[Start of MATERIAL SUPPLIED]

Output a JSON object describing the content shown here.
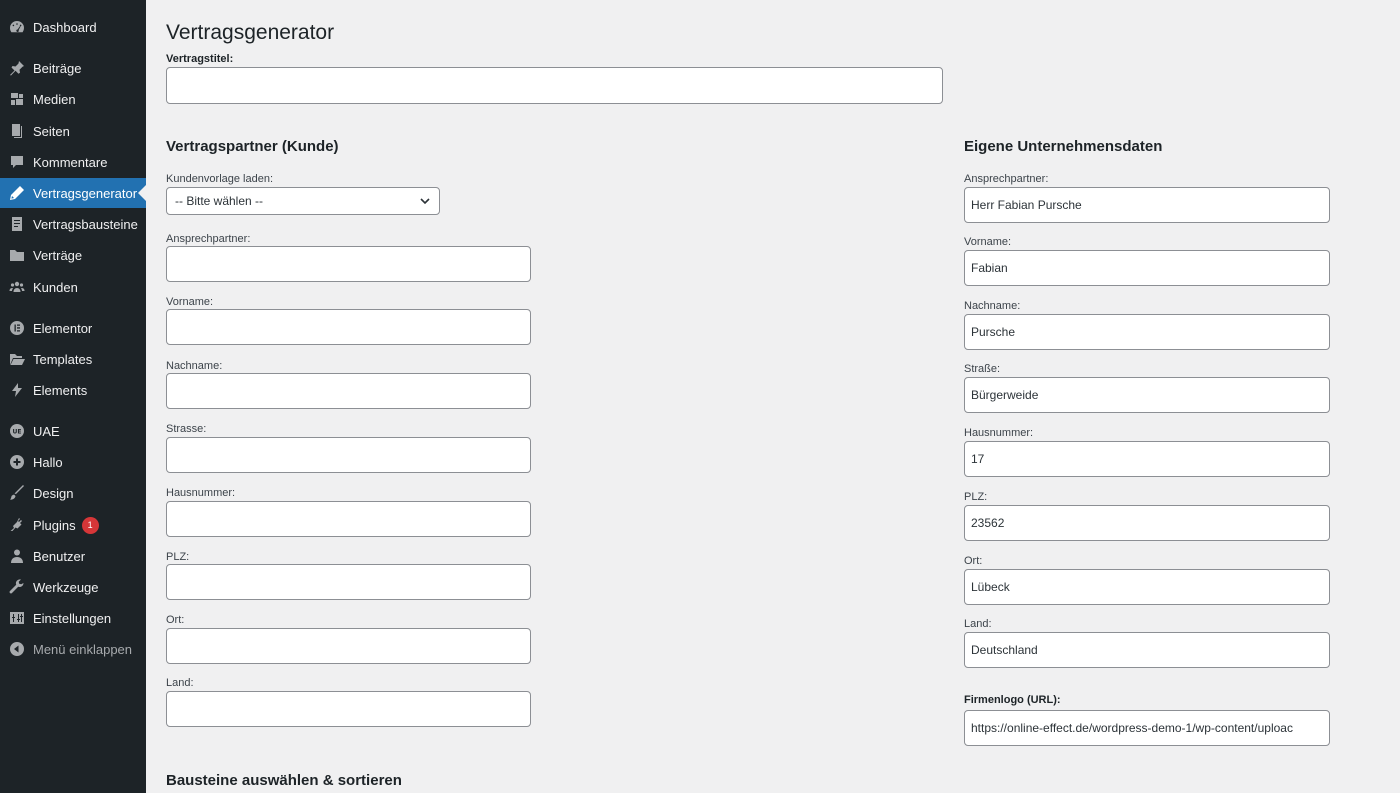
{
  "sidebar": {
    "items": [
      {
        "label": "Dashboard",
        "icon": "dashboard-icon"
      },
      {
        "label": "Beiträge",
        "icon": "pin-icon"
      },
      {
        "label": "Medien",
        "icon": "media-icon"
      },
      {
        "label": "Seiten",
        "icon": "page-icon"
      },
      {
        "label": "Kommentare",
        "icon": "comment-icon"
      },
      {
        "label": "Vertragsgenerator",
        "icon": "pencil-icon"
      },
      {
        "label": "Vertragsbausteine",
        "icon": "document-icon"
      },
      {
        "label": "Verträge",
        "icon": "folder-icon"
      },
      {
        "label": "Kunden",
        "icon": "groups-icon"
      },
      {
        "label": "Elementor",
        "icon": "elementor-icon"
      },
      {
        "label": "Templates",
        "icon": "folder-open-icon"
      },
      {
        "label": "Elements",
        "icon": "elements-icon"
      },
      {
        "label": "UAE",
        "icon": "uae-icon"
      },
      {
        "label": "Hallo",
        "icon": "plus-circle-icon"
      },
      {
        "label": "Design",
        "icon": "brush-icon"
      },
      {
        "label": "Plugins",
        "icon": "plug-icon",
        "badge": "1"
      },
      {
        "label": "Benutzer",
        "icon": "user-icon"
      },
      {
        "label": "Werkzeuge",
        "icon": "wrench-icon"
      },
      {
        "label": "Einstellungen",
        "icon": "settings-icon"
      },
      {
        "label": "Menü einklappen",
        "icon": "collapse-icon"
      }
    ]
  },
  "page": {
    "title": "Vertragsgenerator",
    "contract_title_label": "Vertragstitel:",
    "contract_title_value": ""
  },
  "customer": {
    "heading": "Vertragspartner (Kunde)",
    "template_label": "Kundenvorlage laden:",
    "template_selected": "-- Bitte wählen --",
    "fields": [
      {
        "label": "Ansprechpartner:",
        "value": ""
      },
      {
        "label": "Vorname:",
        "value": ""
      },
      {
        "label": "Nachname:",
        "value": ""
      },
      {
        "label": "Strasse:",
        "value": ""
      },
      {
        "label": "Hausnummer:",
        "value": ""
      },
      {
        "label": "PLZ:",
        "value": ""
      },
      {
        "label": "Ort:",
        "value": ""
      },
      {
        "label": "Land:",
        "value": ""
      }
    ]
  },
  "company": {
    "heading": "Eigene Unternehmensdaten",
    "fields": [
      {
        "label": "Ansprechpartner:",
        "value": "Herr Fabian Pursche"
      },
      {
        "label": "Vorname:",
        "value": "Fabian"
      },
      {
        "label": "Nachname:",
        "value": "Pursche"
      },
      {
        "label": "Straße:",
        "value": "Bürgerweide"
      },
      {
        "label": "Hausnummer:",
        "value": "17"
      },
      {
        "label": "PLZ:",
        "value": "23562"
      },
      {
        "label": "Ort:",
        "value": "Lübeck"
      },
      {
        "label": "Land:",
        "value": "Deutschland"
      }
    ],
    "logo_label": "Firmenlogo (URL):",
    "logo_value": "https://online-effect.de/wordpress-demo-1/wp-content/uploac"
  },
  "blocks": {
    "heading": "Bausteine auswählen & sortieren"
  },
  "colors": {
    "sidebar_bg": "#1d2327",
    "active_bg": "#2271b1",
    "page_bg": "#f0f0f1",
    "badge": "#d63638"
  }
}
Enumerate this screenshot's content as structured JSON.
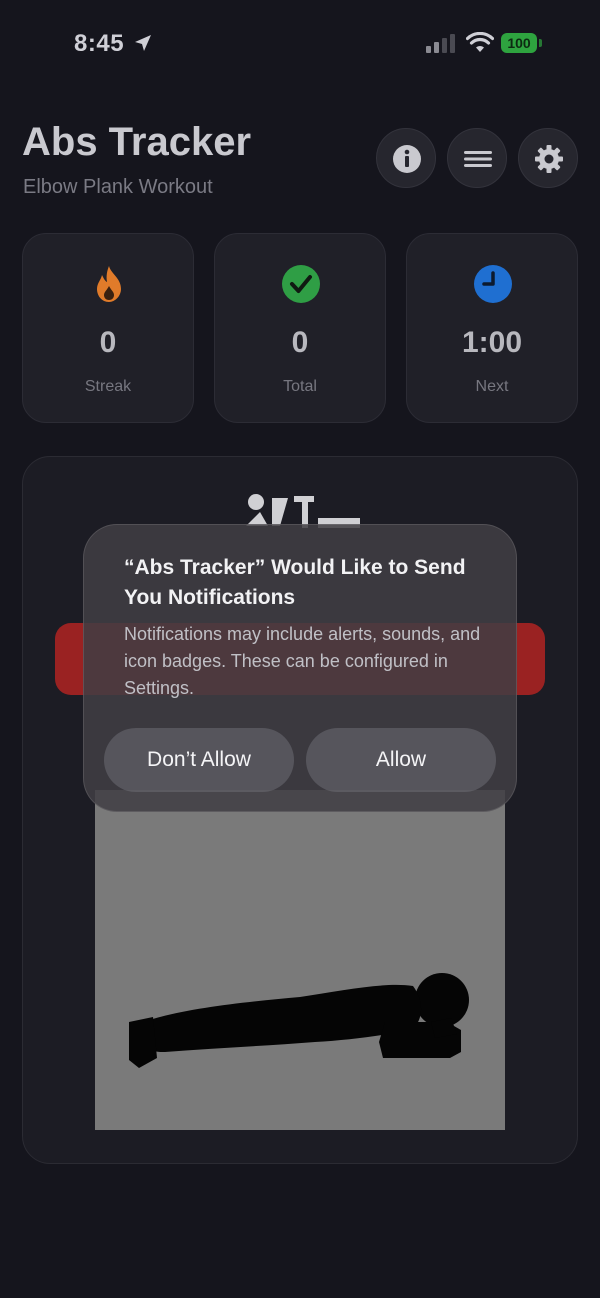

[End of MATERIAL SUPPLIED]

TO DO → Reproduce all of the material exactly, apart from the pictures.

EXERCISE SOLUTION →
Output a JSON object describing the content shown here.
{
  "sidebar": {
    "items": [
      {
        "label": "Dashboard",
        "icon": "dashboard-icon"
      },
      {
        "label": "Beiträge",
        "icon": "pin-icon"
      },
      {
        "label": "Medien",
        "icon": "media-icon"
      },
      {
        "label": "Seiten",
        "icon": "page-icon"
      },
      {
        "label": "Kommentare",
        "icon": "comment-icon"
      },
      {
        "label": "Vertragsgenerator",
        "icon": "pencil-icon"
      },
      {
        "label": "Vertragsbausteine",
        "icon": "document-icon"
      },
      {
        "label": "Verträge",
        "icon": "folder-icon"
      },
      {
        "label": "Kunden",
        "icon": "groups-icon"
      },
      {
        "label": "Elementor",
        "icon": "elementor-icon"
      },
      {
        "label": "Templates",
        "icon": "folder-open-icon"
      },
      {
        "label": "Elements",
        "icon": "elements-icon"
      },
      {
        "label": "UAE",
        "icon": "uae-icon"
      },
      {
        "label": "Hallo",
        "icon": "plus-circle-icon"
      },
      {
        "label": "Design",
        "icon": "brush-icon"
      },
      {
        "label": "Plugins",
        "icon": "plug-icon",
        "badge": "1"
      },
      {
        "label": "Benutzer",
        "icon": "user-icon"
      },
      {
        "label": "Werkzeuge",
        "icon": "wrench-icon"
      },
      {
        "label": "Einstellungen",
        "icon": "settings-icon"
      },
      {
        "label": "Menü einklappen",
        "icon": "collapse-icon"
      }
    ]
  },
  "page": {
    "title": "Vertragsgenerator",
    "contract_title_label": "Vertragstitel:",
    "contract_title_value": ""
  },
  "customer": {
    "heading": "Vertragspartner (Kunde)",
    "template_label": "Kundenvorlage laden:",
    "template_selected": "-- Bitte wählen --",
    "fields": [
      {
        "label": "Ansprechpartner:",
        "value": ""
      },
      {
        "label": "Vorname:",
        "value": ""
      },
      {
        "label": "Nachname:",
        "value": ""
      },
      {
        "label": "Strasse:",
        "value": ""
      },
      {
        "label": "Hausnummer:",
        "value": ""
      },
      {
        "label": "PLZ:",
        "value": ""
      },
      {
        "label": "Ort:",
        "value": ""
      },
      {
        "label": "Land:",
        "value": ""
      }
    ]
  },
  "company": {
    "heading": "Eigene Unternehmensdaten",
    "fields": [
      {
        "label": "Ansprechpartner:",
        "value": "Herr Fabian Pursche"
      },
      {
        "label": "Vorname:",
        "value": "Fabian"
      },
      {
        "label": "Nachname:",
        "value": "Pursche"
      },
      {
        "label": "Straße:",
        "value": "Bürgerweide"
      },
      {
        "label": "Hausnummer:",
        "value": "17"
      },
      {
        "label": "PLZ:",
        "value": "23562"
      },
      {
        "label": "Ort:",
        "value": "Lübeck"
      },
      {
        "label": "Land:",
        "value": "Deutschland"
      }
    ],
    "logo_label": "Firmenlogo (URL):",
    "logo_value": "https://online-effect.de/wordpress-demo-1/wp-content/uploac"
  },
  "blocks": {
    "heading": "Bausteine auswählen & sortieren"
  },
  "colors": {
    "sidebar_bg": "#1d2327",
    "active_bg": "#2271b1",
    "page_bg": "#f0f0f1",
    "badge": "#d63638"
  }
}
Enumerate this screenshot's content as structured JSON.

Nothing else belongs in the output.